### [Task goal]
Reproduce the full listing below unchanged, apart from the pictures.

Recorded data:
──────

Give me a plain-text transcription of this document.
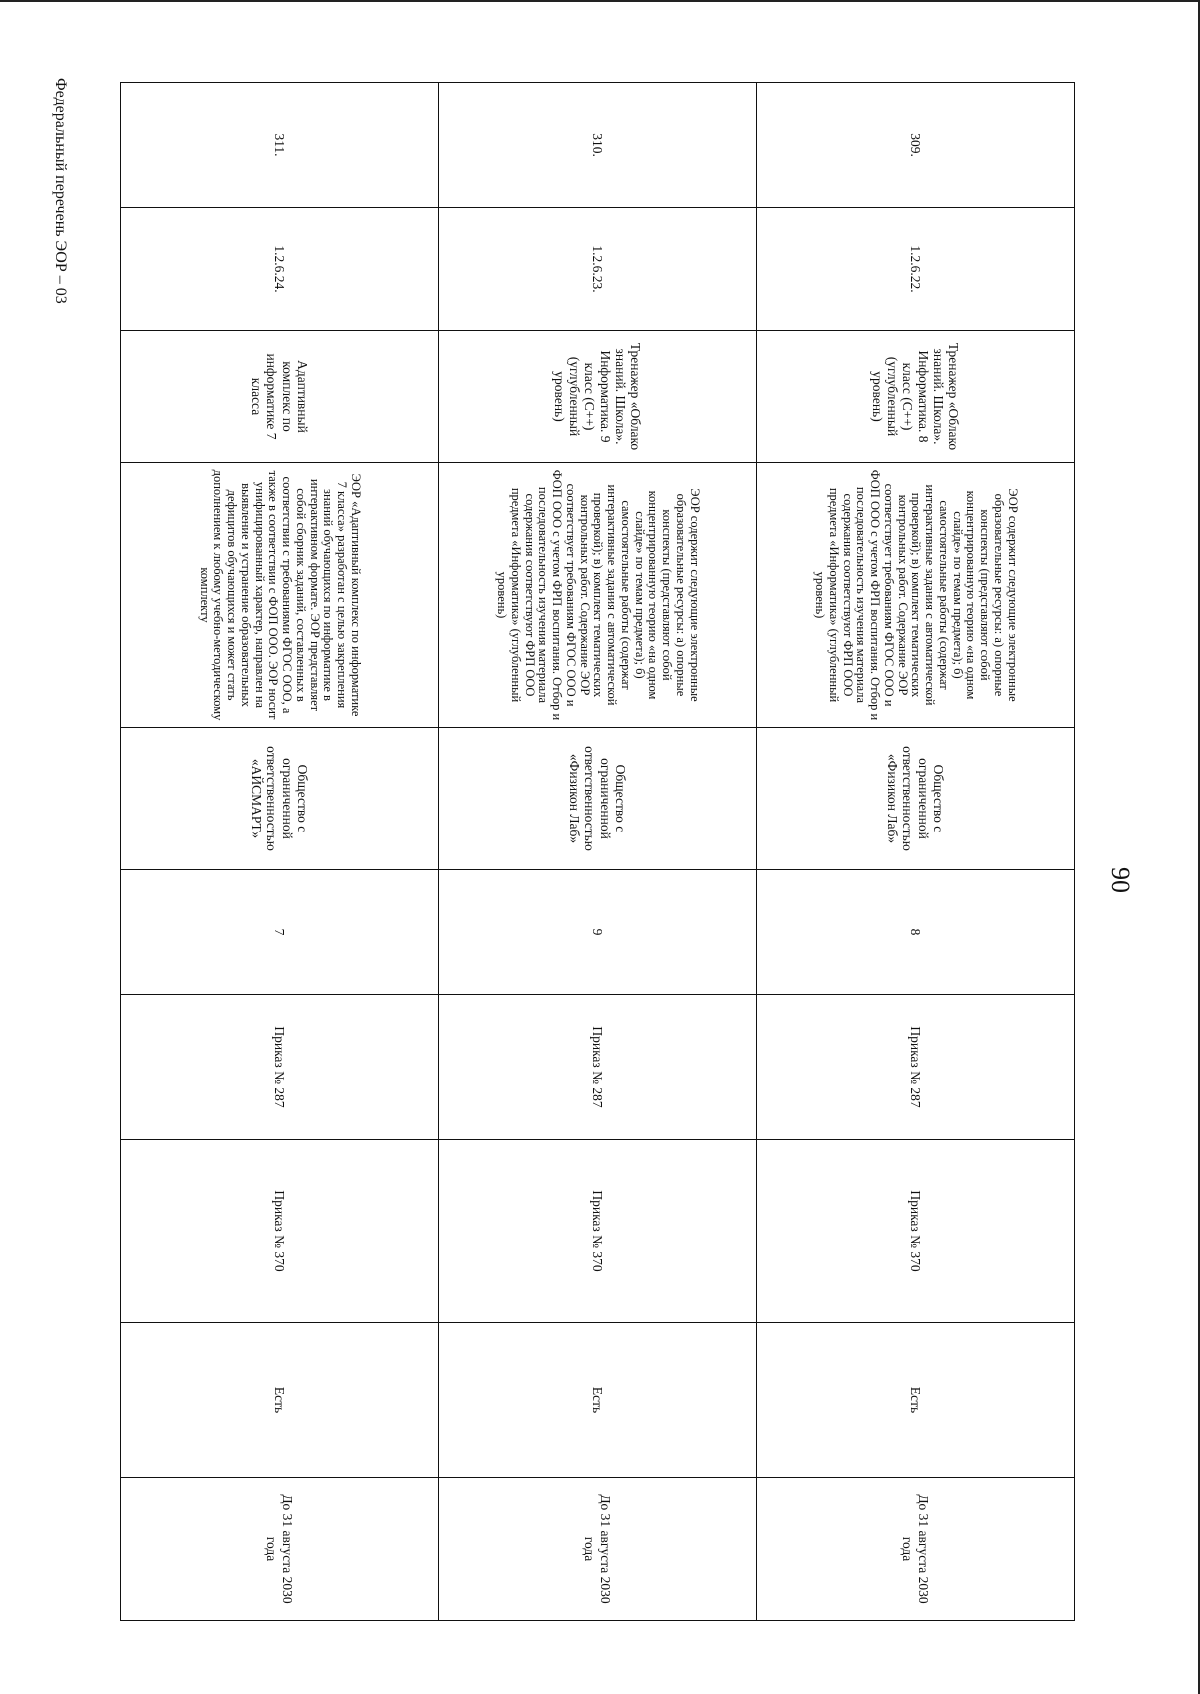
90
Федеральный перечень ЭОР – 03	309.	1.2.6.22.	Тренажер «Облако знаний. Школа». Информатика. 8 класс (С++) (углубленный уровень)	ЭОР содержит следующие электронные образовательные ресурсы: а) опорные конспекты (представляют собой концентрированную теорию «на одном слайде» по темам предмета); б) самостоятельные работы (содержат интерактивные задания с автоматической проверкой); в) комплект тематических контрольных работ. Содержание ЭОР соответствует требованиям ФГОС ООО и ФОП ООО с учетом ФРП воспитания. Отбор и последовательность изучения материала содержания соответствуют ФРП ООО предмета «Информатика» (углубленный уровень)	Общество с ограниченной ответственностью «Физикон Лаб»	8	Приказ № 287	Приказ № 370	Есть	До 31 августа 2030 года
310.	1.2.6.23.	Тренажер «Облако знаний. Школа». Информатика. 9 класс (С++) (углубленный уровень)	ЭОР содержит следующие электронные образовательные ресурсы: а) опорные конспекты (представляют собой концентрированную теорию «на одном слайде» по темам предмета); б) самостоятельные работы (содержат интерактивные задания с автоматической проверкой); в) комплект тематических контрольных работ. Содержание ЭОР соответствует требованиям ФГОС ООО и ФОП ООО с учетом ФРП воспитания. Отбор и последовательность изучения материала содержания соответствуют ФРП ООО предмета «Информатика» (углубленный уровень)	Общество с ограниченной ответственностью «Физикон Лаб»	9	Приказ № 287	Приказ № 370	Есть	До 31 августа 2030 года
311.	1.2.6.24.	Адаптивный комплекс по информатике 7 класса	ЭОР «Адаптивный комплекс по информатике 7 класса» разработан с целью закрепления знаний обучающихся по информатике в интерактивном формате. ЭОР представляет собой сборник заданий, составленных в соответствии с требованиями ФГОС ООО, а также в соответствии с ФОП ООО. ЭОР носит унифицированный характер, направлен на выявление и устранение образовательных дефицитов обучающихся и может стать дополнением к любому учебно-методическому комплекту	Общество с ограниченной ответственностью «АЙСМАРТ»	7	Приказ № 287	Приказ № 370	Есть	До 31 августа 2030 года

──────

### [The completed task]
Give me a plain-text transcription of this document.
90
Федеральный перечень ЭОР – 03	309.	1.2.6.22.	Тренажер «Облако знаний. Школа». Информатика. 8 класс (С++) (углубленный уровень)	ЭОР содержит следующие электронные образовательные ресурсы: а) опорные конспекты (представляют собой концентрированную теорию «на одном слайде» по темам предмета); б) самостоятельные работы (содержат интерактивные задания с автоматической проверкой); в) комплект тематических контрольных работ. Содержание ЭОР соответствует требованиям ФГОС ООО и ФОП ООО с учетом ФРП воспитания. Отбор и последовательность изучения материала содержания соответствуют ФРП ООО предмета «Информатика» (углубленный уровень)	Общество с ограниченной ответственностью «Физикон Лаб»	8	Приказ № 287	Приказ № 370	Есть	До 31 августа 2030 года
310.	1.2.6.23.	Тренажер «Облако знаний. Школа». Информатика. 9 класс (С++) (углубленный уровень)	ЭОР содержит следующие электронные образовательные ресурсы: а) опорные конспекты (представляют собой концентрированную теорию «на одном слайде» по темам предмета); б) самостоятельные работы (содержат интерактивные задания с автоматической проверкой); в) комплект тематических контрольных работ. Содержание ЭОР соответствует требованиям ФГОС ООО и ФОП ООО с учетом ФРП воспитания. Отбор и последовательность изучения материала содержания соответствуют ФРП ООО предмета «Информатика» (углубленный уровень)	Общество с ограниченной ответственностью «Физикон Лаб»	9	Приказ № 287	Приказ № 370	Есть	До 31 августа 2030 года
311.	1.2.6.24.	Адаптивный комплекс по информатике 7 класса	ЭОР «Адаптивный комплекс по информатике 7 класса» разработан с целью закрепления знаний обучающихся по информатике в интерактивном формате. ЭОР представляет собой сборник заданий, составленных в соответствии с требованиями ФГОС ООО, а также в соответствии с ФОП ООО. ЭОР носит унифицированный характер, направлен на выявление и устранение образовательных дефицитов обучающихся и может стать дополнением к любому учебно-методическому комплекту	Общество с ограниченной ответственностью «АЙСМАРТ»	7	Приказ № 287	Приказ № 370	Есть	До 31 августа 2030 года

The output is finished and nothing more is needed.